• Your goal
Can you arrange every line of the data below as a Markdown table with the columns "Row" and "Line", numbering the rows and leaving out blank lines?
===== Data for the task
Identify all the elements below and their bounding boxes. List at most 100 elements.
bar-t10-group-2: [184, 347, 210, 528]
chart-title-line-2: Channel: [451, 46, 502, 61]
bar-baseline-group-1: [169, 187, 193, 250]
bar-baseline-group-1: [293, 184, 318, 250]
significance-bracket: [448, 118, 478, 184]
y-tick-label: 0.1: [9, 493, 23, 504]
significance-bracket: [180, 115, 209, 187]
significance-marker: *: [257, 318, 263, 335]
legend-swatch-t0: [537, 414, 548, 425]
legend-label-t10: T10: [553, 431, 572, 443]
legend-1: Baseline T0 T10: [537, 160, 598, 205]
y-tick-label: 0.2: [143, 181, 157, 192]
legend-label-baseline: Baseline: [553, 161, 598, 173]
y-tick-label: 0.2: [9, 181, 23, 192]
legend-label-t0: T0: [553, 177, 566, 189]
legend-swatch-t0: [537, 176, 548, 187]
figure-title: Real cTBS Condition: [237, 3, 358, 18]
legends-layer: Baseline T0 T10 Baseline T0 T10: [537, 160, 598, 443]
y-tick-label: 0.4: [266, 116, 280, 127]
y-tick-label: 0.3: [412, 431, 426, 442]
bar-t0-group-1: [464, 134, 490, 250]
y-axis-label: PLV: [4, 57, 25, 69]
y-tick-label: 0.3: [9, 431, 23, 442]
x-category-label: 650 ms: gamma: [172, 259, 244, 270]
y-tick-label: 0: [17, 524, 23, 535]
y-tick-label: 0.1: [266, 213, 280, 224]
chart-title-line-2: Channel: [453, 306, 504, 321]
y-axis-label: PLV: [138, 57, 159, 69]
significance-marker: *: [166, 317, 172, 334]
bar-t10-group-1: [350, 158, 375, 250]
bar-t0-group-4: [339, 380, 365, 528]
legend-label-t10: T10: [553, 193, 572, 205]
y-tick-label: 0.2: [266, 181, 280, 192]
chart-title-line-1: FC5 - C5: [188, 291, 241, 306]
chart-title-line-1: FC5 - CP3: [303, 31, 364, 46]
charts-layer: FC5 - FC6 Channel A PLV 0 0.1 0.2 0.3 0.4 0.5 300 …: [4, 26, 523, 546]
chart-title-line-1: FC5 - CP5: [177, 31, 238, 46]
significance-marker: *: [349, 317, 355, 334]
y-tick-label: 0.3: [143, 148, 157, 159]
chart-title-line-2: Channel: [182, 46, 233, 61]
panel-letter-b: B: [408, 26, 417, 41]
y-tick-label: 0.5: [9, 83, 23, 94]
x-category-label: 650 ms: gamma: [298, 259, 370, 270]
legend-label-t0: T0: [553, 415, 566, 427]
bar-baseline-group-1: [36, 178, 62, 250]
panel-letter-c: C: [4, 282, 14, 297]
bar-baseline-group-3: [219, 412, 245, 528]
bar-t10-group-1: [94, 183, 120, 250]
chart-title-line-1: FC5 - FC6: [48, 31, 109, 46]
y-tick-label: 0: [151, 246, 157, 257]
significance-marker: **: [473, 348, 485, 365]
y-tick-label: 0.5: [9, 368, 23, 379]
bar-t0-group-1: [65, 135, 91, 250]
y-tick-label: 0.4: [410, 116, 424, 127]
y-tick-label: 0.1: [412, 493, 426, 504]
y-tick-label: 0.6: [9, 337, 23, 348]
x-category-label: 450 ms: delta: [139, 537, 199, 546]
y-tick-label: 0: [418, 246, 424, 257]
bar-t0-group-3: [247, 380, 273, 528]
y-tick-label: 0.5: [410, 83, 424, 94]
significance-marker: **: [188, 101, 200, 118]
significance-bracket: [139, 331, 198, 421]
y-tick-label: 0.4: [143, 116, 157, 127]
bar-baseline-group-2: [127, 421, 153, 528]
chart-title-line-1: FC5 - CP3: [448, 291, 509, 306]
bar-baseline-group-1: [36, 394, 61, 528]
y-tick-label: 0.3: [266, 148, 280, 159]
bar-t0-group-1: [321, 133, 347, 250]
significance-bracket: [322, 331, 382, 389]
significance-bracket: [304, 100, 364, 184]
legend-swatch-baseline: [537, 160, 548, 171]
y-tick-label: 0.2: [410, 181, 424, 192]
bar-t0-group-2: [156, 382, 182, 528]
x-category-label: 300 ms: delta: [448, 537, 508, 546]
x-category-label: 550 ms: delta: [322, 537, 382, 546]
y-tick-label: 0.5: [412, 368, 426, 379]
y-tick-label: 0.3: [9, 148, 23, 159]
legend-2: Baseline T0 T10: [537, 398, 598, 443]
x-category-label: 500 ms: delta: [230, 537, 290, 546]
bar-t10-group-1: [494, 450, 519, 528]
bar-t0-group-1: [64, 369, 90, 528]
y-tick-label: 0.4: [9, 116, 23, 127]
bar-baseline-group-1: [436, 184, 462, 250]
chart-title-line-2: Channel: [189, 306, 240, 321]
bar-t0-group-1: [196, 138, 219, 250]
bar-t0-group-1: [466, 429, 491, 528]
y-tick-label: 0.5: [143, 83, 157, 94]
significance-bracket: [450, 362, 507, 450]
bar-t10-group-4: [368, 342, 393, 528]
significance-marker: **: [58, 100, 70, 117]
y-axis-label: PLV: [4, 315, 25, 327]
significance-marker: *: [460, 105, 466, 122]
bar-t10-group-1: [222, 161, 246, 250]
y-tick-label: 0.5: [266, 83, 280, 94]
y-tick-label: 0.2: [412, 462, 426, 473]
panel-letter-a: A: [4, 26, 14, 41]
==========
• Exercise output
| Row | Line |
|---|---|
| 1 | Identify all the elements below and their bounding boxes. List at most 100 elements. |
| 2 | bar-t10-group-2: [184, 347, 210, 528] |
| 3 | chart-title-line-2: Channel: [451, 46, 502, 61] |
| 4 | bar-baseline-group-1: [169, 187, 193, 250] |
| 5 | bar-baseline-group-1: [293, 184, 318, 250] |
| 6 | significance-bracket: [448, 118, 478, 184] |
| 7 | y-tick-label: 0.1: [9, 493, 23, 504] |
| 8 | significance-bracket: [180, 115, 209, 187] |
| 9 | significance-marker: *: [257, 318, 263, 335] |
| 10 | legend-swatch-t0: [537, 414, 548, 425] |
| 11 | legend-label-t10: T10: [553, 431, 572, 443] |
| 12 | legend-1: Baseline T0 T10: [537, 160, 598, 205] |
| 13 | y-tick-label: 0.2: [143, 181, 157, 192] |
| 14 | legend-label-baseline: Baseline: [553, 161, 598, 173] |
| 15 | y-tick-label: 0.2: [9, 181, 23, 192] |
| 16 | legend-label-t0: T0: [553, 177, 566, 189] |
| 17 | legend-swatch-t0: [537, 176, 548, 187] |
| 18 | figure-title: Real cTBS Condition: [237, 3, 358, 18] |
| 19 | legends-layer: Baseline T0 T10 Baseline T0 T10: [537, 160, 598, 443] |
| 20 | y-tick-label: 0.4: [266, 116, 280, 127] |
| 21 | y-tick-label: 0.3: [412, 431, 426, 442] |
| 22 | bar-t0-group-1: [464, 134, 490, 250] |
| 23 | y-axis-label: PLV: [4, 57, 25, 69] |
| 24 | y-tick-label: 0.3: [9, 431, 23, 442] |
| 25 | x-category-label: 650 ms: gamma: [172, 259, 244, 270] |
| 26 | y-tick-label: 0: [17, 524, 23, 535] |
| 27 | y-tick-label: 0.1: [266, 213, 280, 224] |
| 28 | chart-title-line-2: Channel: [453, 306, 504, 321] |
| 29 | y-axis-label: PLV: [138, 57, 159, 69] |
| 30 | significance-marker: *: [166, 317, 172, 334] |
| 31 | bar-t10-group-1: [350, 158, 375, 250] |
| 32 | bar-t0-group-4: [339, 380, 365, 528] |
| 33 | legend-label-t10: T10: [553, 193, 572, 205] |
| 34 | y-tick-label: 0.2: [266, 181, 280, 192] |
| 35 | chart-title-line-1: FC5 - C5: [188, 291, 241, 306] |
| 36 | chart-title-line-1: FC5 - CP3: [303, 31, 364, 46] |
| 37 | charts-layer: FC5 - FC6 Channel A PLV 0 0.1 0.2 0.3 0.4 0.5 300 …: [4, 26, 523, 546] |
| 38 | chart-title-line-1: FC5 - CP5: [177, 31, 238, 46] |
| 39 | significance-marker: *: [349, 317, 355, 334] |
| 40 | y-tick-label: 0.3: [143, 148, 157, 159] |
| 41 | chart-title-line-2: Channel: [182, 46, 233, 61] |
| 42 | panel-letter-b: B: [408, 26, 417, 41] |
| 43 | y-tick-label: 0.5: [9, 83, 23, 94] |
| 44 | x-category-label: 650 ms: gamma: [298, 259, 370, 270] |
| 45 | legend-label-t0: T0: [553, 415, 566, 427] |
| 46 | bar-baseline-group-1: [36, 178, 62, 250] |
| 47 | panel-letter-c: C: [4, 282, 14, 297] |
| 48 | bar-baseline-group-3: [219, 412, 245, 528] |
| 49 | bar-t10-group-1: [94, 183, 120, 250] |
| 50 | chart-title-line-1: FC5 - FC6: [48, 31, 109, 46] |
| 51 | y-tick-label: 0: [151, 246, 157, 257] |
| 52 | significance-marker: **: [473, 348, 485, 365] |
| 53 | y-tick-label: 0.5: [9, 368, 23, 379] |
| 54 | bar-t0-group-1: [65, 135, 91, 250] |
| 55 | y-tick-label: 0.4: [410, 116, 424, 127] |
| 56 | y-tick-label: 0.1: [412, 493, 426, 504] |
| 57 | y-tick-label: 0.6: [9, 337, 23, 348] |
| 58 | x-category-label: 450 ms: delta: [139, 537, 199, 546] |
| 59 | y-tick-label: 0: [418, 246, 424, 257] |
| 60 | bar-t0-group-3: [247, 380, 273, 528] |
| 61 | y-tick-label: 0.5: [410, 83, 424, 94] |
| 62 | significance-marker: **: [188, 101, 200, 118] |
| 63 | significance-bracket: [139, 331, 198, 421] |
| 64 | y-tick-label: 0.4: [143, 116, 157, 127] |
| 65 | bar-baseline-group-2: [127, 421, 153, 528] |
| 66 | chart-title-line-1: FC5 - CP3: [448, 291, 509, 306] |
| 67 | bar-baseline-group-1: [36, 394, 61, 528] |
| 68 | y-tick-label: 0.3: [266, 148, 280, 159] |
| 69 | bar-t0-group-1: [321, 133, 347, 250] |
| 70 | significance-bracket: [322, 331, 382, 389] |
| 71 | significance-bracket: [304, 100, 364, 184] |
| 72 | legend-swatch-baseline: [537, 160, 548, 171] |
| 73 | y-tick-label: 0.2: [410, 181, 424, 192] |
| 74 | bar-t0-group-2: [156, 382, 182, 528] |
| 75 | x-category-label: 300 ms: delta: [448, 537, 508, 546] |
| 76 | x-category-label: 550 ms: delta: [322, 537, 382, 546] |
| 77 | y-tick-label: 0.5: [412, 368, 426, 379] |
| 78 | y-tick-label: 0.3: [9, 148, 23, 159] |
| 79 | legend-2: Baseline T0 T10: [537, 398, 598, 443] |
| 80 | x-category-label: 500 ms: delta: [230, 537, 290, 546] |
| 81 | bar-t10-group-1: [494, 450, 519, 528] |
| 82 | bar-t0-group-1: [64, 369, 90, 528] |
| 83 | y-tick-label: 0.4: [9, 116, 23, 127] |
| 84 | bar-baseline-group-1: [436, 184, 462, 250] |
| 85 | chart-title-line-2: Channel: [189, 306, 240, 321] |
| 86 | bar-t0-group-1: [196, 138, 219, 250] |
| 87 | bar-t0-group-1: [466, 429, 491, 528] |
| 88 | y-tick-label: 0.5: [143, 83, 157, 94] |
| 89 | significance-bracket: [450, 362, 507, 450] |
| 90 | bar-t10-group-4: [368, 342, 393, 528] |
| 91 | significance-marker: **: [58, 100, 70, 117] |
| 92 | y-axis-label: PLV: [4, 315, 25, 327] |
| 93 | significance-marker: *: [460, 105, 466, 122] |
| 94 | bar-t10-group-1: [222, 161, 246, 250] |
| 95 | y-tick-label: 0.5: [266, 83, 280, 94] |
| 96 | y-tick-label: 0.2: [412, 462, 426, 473] |
| 97 | panel-letter-a: A: [4, 26, 14, 41] |